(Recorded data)
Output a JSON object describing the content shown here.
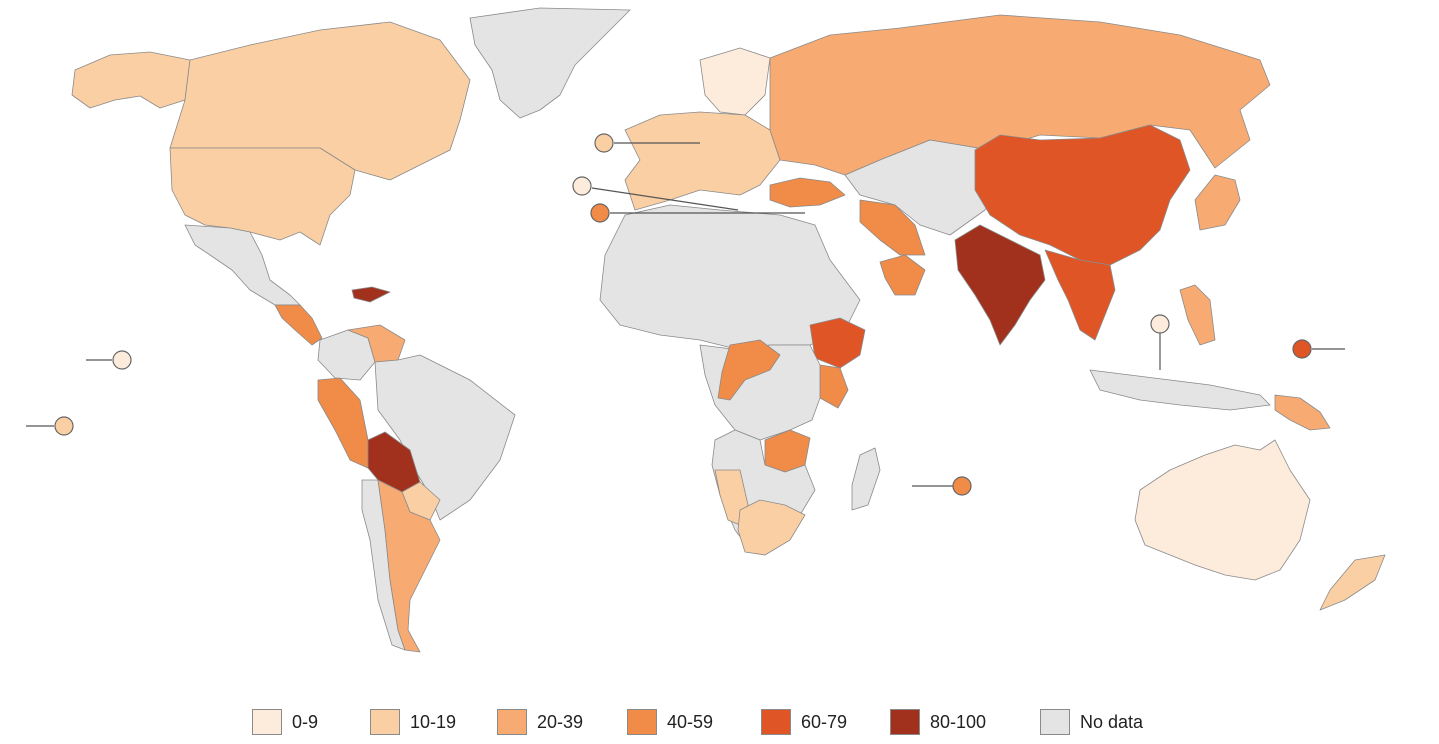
{
  "colors": {
    "c0_9": "#fdebdc",
    "c10_19": "#fbcfa4",
    "c20_39": "#f7ab72",
    "c40_59": "#f08b48",
    "c60_79": "#e05526",
    "c80_100": "#a1301d",
    "no_data": "#e4e4e4",
    "border": "#8a8a8a"
  },
  "legend": {
    "items": [
      {
        "label": "0-9",
        "color": "#fdebdc"
      },
      {
        "label": "10-19",
        "color": "#fbcfa4"
      },
      {
        "label": "20-39",
        "color": "#f7ab72"
      },
      {
        "label": "40-59",
        "color": "#f08b48"
      },
      {
        "label": "60-79",
        "color": "#e05526"
      },
      {
        "label": "80-100",
        "color": "#a1301d"
      },
      {
        "label": "No data",
        "color": "#e4e4e4"
      }
    ]
  },
  "regions": [
    {
      "name": "greenland",
      "category": "no_data"
    },
    {
      "name": "canada",
      "category": "c10_19"
    },
    {
      "name": "usa",
      "category": "c10_19"
    },
    {
      "name": "alaska",
      "category": "c10_19"
    },
    {
      "name": "mexico",
      "category": "no_data"
    },
    {
      "name": "central-america",
      "category": "c40_59"
    },
    {
      "name": "caribbean",
      "category": "c80_100"
    },
    {
      "name": "venezuela",
      "category": "c20_39"
    },
    {
      "name": "colombia",
      "category": "no_data"
    },
    {
      "name": "brazil",
      "category": "no_data"
    },
    {
      "name": "peru",
      "category": "c40_59"
    },
    {
      "name": "bolivia",
      "category": "c80_100"
    },
    {
      "name": "chile",
      "category": "no_data"
    },
    {
      "name": "argentina",
      "category": "c20_39"
    },
    {
      "name": "paraguay",
      "category": "c10_19"
    },
    {
      "name": "western-europe",
      "category": "c10_19"
    },
    {
      "name": "nordics",
      "category": "c0_9"
    },
    {
      "name": "russia",
      "category": "c20_39"
    },
    {
      "name": "turkey",
      "category": "c40_59"
    },
    {
      "name": "iran",
      "category": "c40_59"
    },
    {
      "name": "oman",
      "category": "c40_59"
    },
    {
      "name": "central-asia",
      "category": "no_data"
    },
    {
      "name": "china",
      "category": "c60_79"
    },
    {
      "name": "india",
      "category": "c80_100"
    },
    {
      "name": "mainland-southeast-asia",
      "category": "c60_79"
    },
    {
      "name": "japan",
      "category": "c20_39"
    },
    {
      "name": "philippines",
      "category": "c20_39"
    },
    {
      "name": "north-africa-and-sahel",
      "category": "no_data"
    },
    {
      "name": "ethiopia",
      "category": "c60_79"
    },
    {
      "name": "kenya",
      "category": "c40_59"
    },
    {
      "name": "congo",
      "category": "c40_59"
    },
    {
      "name": "zambia-malawi",
      "category": "c40_59"
    },
    {
      "name": "namibia",
      "category": "c10_19"
    },
    {
      "name": "south-africa",
      "category": "c10_19"
    },
    {
      "name": "madagascar",
      "category": "no_data"
    },
    {
      "name": "australia",
      "category": "c0_9"
    },
    {
      "name": "new-zealand",
      "category": "c10_19"
    },
    {
      "name": "papua-new-guinea",
      "category": "c20_39"
    }
  ],
  "callouts": [
    {
      "name": "callout-hawaii",
      "category": "c0_9"
    },
    {
      "name": "callout-pacific-south",
      "category": "c10_19"
    },
    {
      "name": "callout-europe-small-1",
      "category": "c10_19"
    },
    {
      "name": "callout-europe-small-2",
      "category": "c0_9"
    },
    {
      "name": "callout-europe-small-3",
      "category": "c40_59"
    },
    {
      "name": "callout-brunei",
      "category": "c0_9"
    },
    {
      "name": "callout-micronesia",
      "category": "c60_79"
    },
    {
      "name": "callout-mauritius",
      "category": "c40_59"
    }
  ]
}
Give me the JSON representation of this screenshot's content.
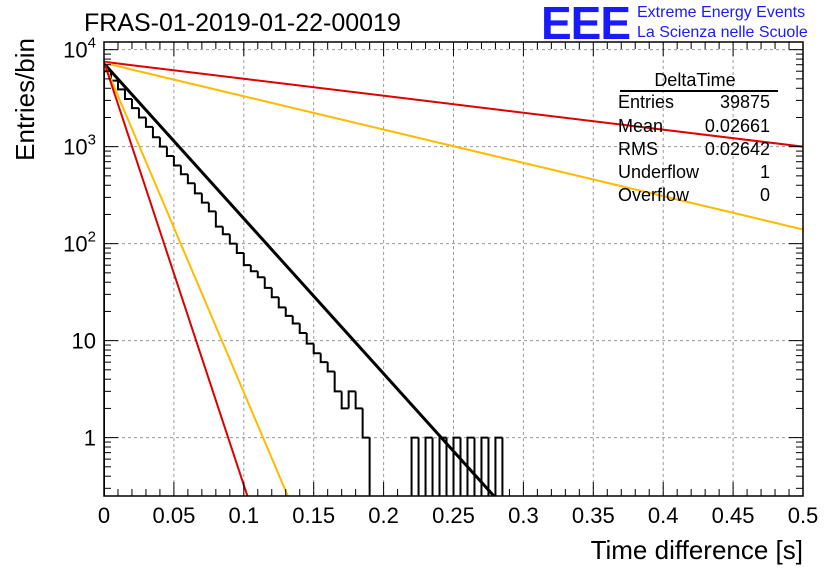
{
  "title": "FRAS-01-2019-01-22-00019",
  "logo": {
    "text": "EEE",
    "line1": "Extreme Energy Events",
    "line2": "La Scienza nelle Scuole",
    "color": "#1a1aff"
  },
  "stats": {
    "name": "DeltaTime",
    "rows": [
      {
        "label": "Entries",
        "value": "39875"
      },
      {
        "label": "Mean",
        "value": "0.02661"
      },
      {
        "label": "RMS",
        "value": "0.02642"
      },
      {
        "label": "Underflow",
        "value": "1"
      },
      {
        "label": "Overflow",
        "value": "0"
      }
    ]
  },
  "chart_data": {
    "type": "line",
    "xlabel": "Time difference [s]",
    "ylabel": "Entries/bin",
    "xlim": [
      0,
      0.5
    ],
    "ylim": [
      0.25,
      12000
    ],
    "yscale": "log",
    "grid": true,
    "x_ticks": [
      0,
      0.05,
      0.1,
      0.15,
      0.2,
      0.25,
      0.3,
      0.35,
      0.4,
      0.45,
      0.5
    ],
    "x_tick_labels": [
      "0",
      "0.05",
      "0.1",
      "0.15",
      "0.2",
      "0.25",
      "0.3",
      "0.35",
      "0.4",
      "0.45",
      "0.5"
    ],
    "y_ticks": [
      1,
      10,
      100,
      1000,
      10000
    ],
    "y_tick_labels": [
      {
        "base": "1",
        "exp": ""
      },
      {
        "base": "10",
        "exp": ""
      },
      {
        "base": "10",
        "exp": "2"
      },
      {
        "base": "10",
        "exp": "3"
      },
      {
        "base": "10",
        "exp": "4"
      }
    ],
    "histogram": {
      "bin_width": 0.005,
      "color": "#000000",
      "values": [
        6000,
        4800,
        3900,
        3100,
        2500,
        2000,
        1600,
        1250,
        1000,
        800,
        640,
        520,
        420,
        330,
        265,
        215,
        150,
        125,
        100,
        80,
        60,
        52,
        45,
        35,
        28,
        22,
        18,
        15,
        12,
        9.3,
        7.4,
        6.0,
        4.8,
        3.0,
        2.0,
        3.0,
        2.0,
        1.0,
        0,
        0,
        0,
        0,
        0,
        0,
        1.0,
        0,
        1.0,
        0,
        1.0,
        0,
        1.0,
        0,
        1.0,
        0,
        1.0,
        0,
        1.0
      ]
    },
    "series": [
      {
        "color": "#000000",
        "x": [
          0,
          0.28
        ],
        "y": [
          7200,
          0.24
        ]
      },
      {
        "color": "#dd0000",
        "x": [
          0,
          0.5
        ],
        "y": [
          7500,
          1000
        ]
      },
      {
        "color": "#ffbb00",
        "x": [
          0,
          0.5
        ],
        "y": [
          7300,
          140
        ]
      },
      {
        "color": "#ffbb00",
        "x": [
          0,
          0.132
        ],
        "y": [
          7300,
          0.24
        ]
      },
      {
        "color": "#dd0000",
        "x": [
          0,
          0.103
        ],
        "y": [
          7500,
          0.24
        ]
      }
    ]
  }
}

Your goal: Images should not appear in the copy; retype the listing above exactly.

Output for this exercise:
Output a JSON object describing the content shown here.
{
  "colors": {
    "c0_9": "#fdebdc",
    "c10_19": "#fbcfa4",
    "c20_39": "#f7ab72",
    "c40_59": "#f08b48",
    "c60_79": "#e05526",
    "c80_100": "#a1301d",
    "no_data": "#e4e4e4",
    "border": "#8a8a8a"
  },
  "legend": {
    "items": [
      {
        "label": "0-9",
        "color": "#fdebdc"
      },
      {
        "label": "10-19",
        "color": "#fbcfa4"
      },
      {
        "label": "20-39",
        "color": "#f7ab72"
      },
      {
        "label": "40-59",
        "color": "#f08b48"
      },
      {
        "label": "60-79",
        "color": "#e05526"
      },
      {
        "label": "80-100",
        "color": "#a1301d"
      },
      {
        "label": "No data",
        "color": "#e4e4e4"
      }
    ]
  },
  "regions": [
    {
      "name": "greenland",
      "category": "no_data"
    },
    {
      "name": "canada",
      "category": "c10_19"
    },
    {
      "name": "usa",
      "category": "c10_19"
    },
    {
      "name": "alaska",
      "category": "c10_19"
    },
    {
      "name": "mexico",
      "category": "no_data"
    },
    {
      "name": "central-america",
      "category": "c40_59"
    },
    {
      "name": "caribbean",
      "category": "c80_100"
    },
    {
      "name": "venezuela",
      "category": "c20_39"
    },
    {
      "name": "colombia",
      "category": "no_data"
    },
    {
      "name": "brazil",
      "category": "no_data"
    },
    {
      "name": "peru",
      "category": "c40_59"
    },
    {
      "name": "bolivia",
      "category": "c80_100"
    },
    {
      "name": "chile",
      "category": "no_data"
    },
    {
      "name": "argentina",
      "category": "c20_39"
    },
    {
      "name": "paraguay",
      "category": "c10_19"
    },
    {
      "name": "western-europe",
      "category": "c10_19"
    },
    {
      "name": "nordics",
      "category": "c0_9"
    },
    {
      "name": "russia",
      "category": "c20_39"
    },
    {
      "name": "turkey",
      "category": "c40_59"
    },
    {
      "name": "iran",
      "category": "c40_59"
    },
    {
      "name": "oman",
      "category": "c40_59"
    },
    {
      "name": "central-asia",
      "category": "no_data"
    },
    {
      "name": "china",
      "category": "c60_79"
    },
    {
      "name": "india",
      "category": "c80_100"
    },
    {
      "name": "mainland-southeast-asia",
      "category": "c60_79"
    },
    {
      "name": "japan",
      "category": "c20_39"
    },
    {
      "name": "philippines",
      "category": "c20_39"
    },
    {
      "name": "north-africa-and-sahel",
      "category": "no_data"
    },
    {
      "name": "ethiopia",
      "category": "c60_79"
    },
    {
      "name": "kenya",
      "category": "c40_59"
    },
    {
      "name": "congo",
      "category": "c40_59"
    },
    {
      "name": "zambia-malawi",
      "category": "c40_59"
    },
    {
      "name": "namibia",
      "category": "c10_19"
    },
    {
      "name": "south-africa",
      "category": "c10_19"
    },
    {
      "name": "madagascar",
      "category": "no_data"
    },
    {
      "name": "australia",
      "category": "c0_9"
    },
    {
      "name": "new-zealand",
      "category": "c10_19"
    },
    {
      "name": "papua-new-guinea",
      "category": "c20_39"
    }
  ],
  "callouts": [
    {
      "name": "callout-hawaii",
      "category": "c0_9"
    },
    {
      "name": "callout-pacific-south",
      "category": "c10_19"
    },
    {
      "name": "callout-europe-small-1",
      "category": "c10_19"
    },
    {
      "name": "callout-europe-small-2",
      "category": "c0_9"
    },
    {
      "name": "callout-europe-small-3",
      "category": "c40_59"
    },
    {
      "name": "callout-brunei",
      "category": "c0_9"
    },
    {
      "name": "callout-micronesia",
      "category": "c60_79"
    },
    {
      "name": "callout-mauritius",
      "category": "c40_59"
    }
  ]
}
Give me the JSON representation of this screenshot's content.
{
  "title": "FRAS-01-2019-01-22-00019",
  "logo": {
    "text": "EEE",
    "line1": "Extreme Energy Events",
    "line2": "La Scienza nelle Scuole",
    "color": "#1a1aff"
  },
  "stats": {
    "name": "DeltaTime",
    "rows": [
      {
        "label": "Entries",
        "value": "39875"
      },
      {
        "label": "Mean",
        "value": "0.02661"
      },
      {
        "label": "RMS",
        "value": "0.02642"
      },
      {
        "label": "Underflow",
        "value": "1"
      },
      {
        "label": "Overflow",
        "value": "0"
      }
    ]
  },
  "chart_data": {
    "type": "line",
    "xlabel": "Time difference [s]",
    "ylabel": "Entries/bin",
    "xlim": [
      0,
      0.5
    ],
    "ylim": [
      0.25,
      12000
    ],
    "yscale": "log",
    "grid": true,
    "x_ticks": [
      0,
      0.05,
      0.1,
      0.15,
      0.2,
      0.25,
      0.3,
      0.35,
      0.4,
      0.45,
      0.5
    ],
    "x_tick_labels": [
      "0",
      "0.05",
      "0.1",
      "0.15",
      "0.2",
      "0.25",
      "0.3",
      "0.35",
      "0.4",
      "0.45",
      "0.5"
    ],
    "y_ticks": [
      1,
      10,
      100,
      1000,
      10000
    ],
    "y_tick_labels": [
      {
        "base": "1",
        "exp": ""
      },
      {
        "base": "10",
        "exp": ""
      },
      {
        "base": "10",
        "exp": "2"
      },
      {
        "base": "10",
        "exp": "3"
      },
      {
        "base": "10",
        "exp": "4"
      }
    ],
    "histogram": {
      "bin_width": 0.005,
      "color": "#000000",
      "values": [
        6000,
        4800,
        3900,
        3100,
        2500,
        2000,
        1600,
        1250,
        1000,
        800,
        640,
        520,
        420,
        330,
        265,
        215,
        150,
        125,
        100,
        80,
        60,
        52,
        45,
        35,
        28,
        22,
        18,
        15,
        12,
        9.3,
        7.4,
        6.0,
        4.8,
        3.0,
        2.0,
        3.0,
        2.0,
        1.0,
        0,
        0,
        0,
        0,
        0,
        0,
        1.0,
        0,
        1.0,
        0,
        1.0,
        0,
        1.0,
        0,
        1.0,
        0,
        1.0,
        0,
        1.0
      ]
    },
    "series": [
      {
        "color": "#000000",
        "x": [
          0,
          0.28
        ],
        "y": [
          7200,
          0.24
        ]
      },
      {
        "color": "#dd0000",
        "x": [
          0,
          0.5
        ],
        "y": [
          7500,
          1000
        ]
      },
      {
        "color": "#ffbb00",
        "x": [
          0,
          0.5
        ],
        "y": [
          7300,
          140
        ]
      },
      {
        "color": "#ffbb00",
        "x": [
          0,
          0.132
        ],
        "y": [
          7300,
          0.24
        ]
      },
      {
        "color": "#dd0000",
        "x": [
          0,
          0.103
        ],
        "y": [
          7500,
          0.24
        ]
      }
    ]
  }
}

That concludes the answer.